• [Objective]:
Each line below should be retyped exactly, with no pictures.
■ ■ ■
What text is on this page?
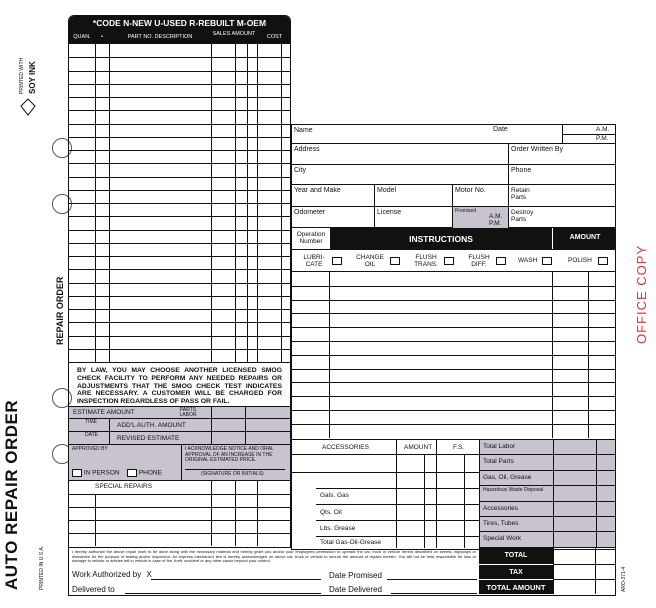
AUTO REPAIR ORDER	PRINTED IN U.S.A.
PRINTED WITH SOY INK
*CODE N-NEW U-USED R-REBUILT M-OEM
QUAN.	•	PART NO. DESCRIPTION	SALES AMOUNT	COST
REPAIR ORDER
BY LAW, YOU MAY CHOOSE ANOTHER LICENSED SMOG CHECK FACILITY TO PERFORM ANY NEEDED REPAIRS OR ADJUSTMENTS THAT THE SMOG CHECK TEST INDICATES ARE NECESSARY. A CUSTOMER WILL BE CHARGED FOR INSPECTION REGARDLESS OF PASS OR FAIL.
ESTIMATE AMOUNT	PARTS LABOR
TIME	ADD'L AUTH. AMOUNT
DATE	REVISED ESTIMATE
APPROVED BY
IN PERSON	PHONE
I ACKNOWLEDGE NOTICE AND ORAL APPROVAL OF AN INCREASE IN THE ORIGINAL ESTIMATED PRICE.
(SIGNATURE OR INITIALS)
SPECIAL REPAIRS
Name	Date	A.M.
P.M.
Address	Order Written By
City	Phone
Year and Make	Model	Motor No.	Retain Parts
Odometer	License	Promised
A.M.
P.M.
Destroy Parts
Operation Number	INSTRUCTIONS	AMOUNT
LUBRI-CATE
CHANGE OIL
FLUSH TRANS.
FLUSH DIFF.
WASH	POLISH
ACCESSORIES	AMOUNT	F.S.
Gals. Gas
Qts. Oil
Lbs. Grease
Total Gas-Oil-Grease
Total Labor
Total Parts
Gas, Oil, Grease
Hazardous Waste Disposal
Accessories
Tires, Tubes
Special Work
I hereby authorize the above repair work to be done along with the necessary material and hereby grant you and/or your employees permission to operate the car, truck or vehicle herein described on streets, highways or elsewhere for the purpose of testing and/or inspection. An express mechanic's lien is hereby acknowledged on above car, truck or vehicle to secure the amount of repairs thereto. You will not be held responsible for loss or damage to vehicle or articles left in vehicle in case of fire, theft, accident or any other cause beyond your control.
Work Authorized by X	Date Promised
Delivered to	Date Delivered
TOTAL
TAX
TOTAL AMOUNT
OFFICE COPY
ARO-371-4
■ ■ ■
• [Output below]:
What text is on this page?
AUTO REPAIR ORDER	PRINTED IN U.S.A.
PRINTED WITH SOY INK
*CODE N-NEW U-USED R-REBUILT M-OEM
QUAN.	•	PART NO. DESCRIPTION	SALES AMOUNT	COST
REPAIR ORDER
BY LAW, YOU MAY CHOOSE ANOTHER LICENSED SMOG CHECK FACILITY TO PERFORM ANY NEEDED REPAIRS OR ADJUSTMENTS THAT THE SMOG CHECK TEST INDICATES ARE NECESSARY. A CUSTOMER WILL BE CHARGED FOR INSPECTION REGARDLESS OF PASS OR FAIL.
ESTIMATE AMOUNT	PARTS LABOR
TIME	ADD'L AUTH. AMOUNT
DATE	REVISED ESTIMATE
APPROVED BY
IN PERSON	PHONE
I ACKNOWLEDGE NOTICE AND ORAL APPROVAL OF AN INCREASE IN THE ORIGINAL ESTIMATED PRICE.
(SIGNATURE OR INITIALS)
SPECIAL REPAIRS
Name	Date	A.M.
P.M.
Address	Order Written By
City	Phone
Year and Make	Model	Motor No.	Retain Parts
Odometer	License	Promised
A.M.
P.M.
Destroy Parts
Operation Number	INSTRUCTIONS	AMOUNT
LUBRI-CATE
CHANGE OIL
FLUSH TRANS.
FLUSH DIFF.
WASH	POLISH
ACCESSORIES	AMOUNT	F.S.
Gals. Gas
Qts. Oil
Lbs. Grease
Total Gas-Oil-Grease
Total Labor
Total Parts
Gas, Oil, Grease
Hazardous Waste Disposal
Accessories
Tires, Tubes
Special Work
I hereby authorize the above repair work to be done along with the necessary material and hereby grant you and/or your employees permission to operate the car, truck or vehicle herein described on streets, highways or elsewhere for the purpose of testing and/or inspection. An express mechanic's lien is hereby acknowledged on above car, truck or vehicle to secure the amount of repairs thereto. You will not be held responsible for loss or damage to vehicle or articles left in vehicle in case of fire, theft, accident or any other cause beyond your control.
Work Authorized by X	Date Promised
Delivered to	Date Delivered
TOTAL
TAX
TOTAL AMOUNT
OFFICE COPY
ARO-371-4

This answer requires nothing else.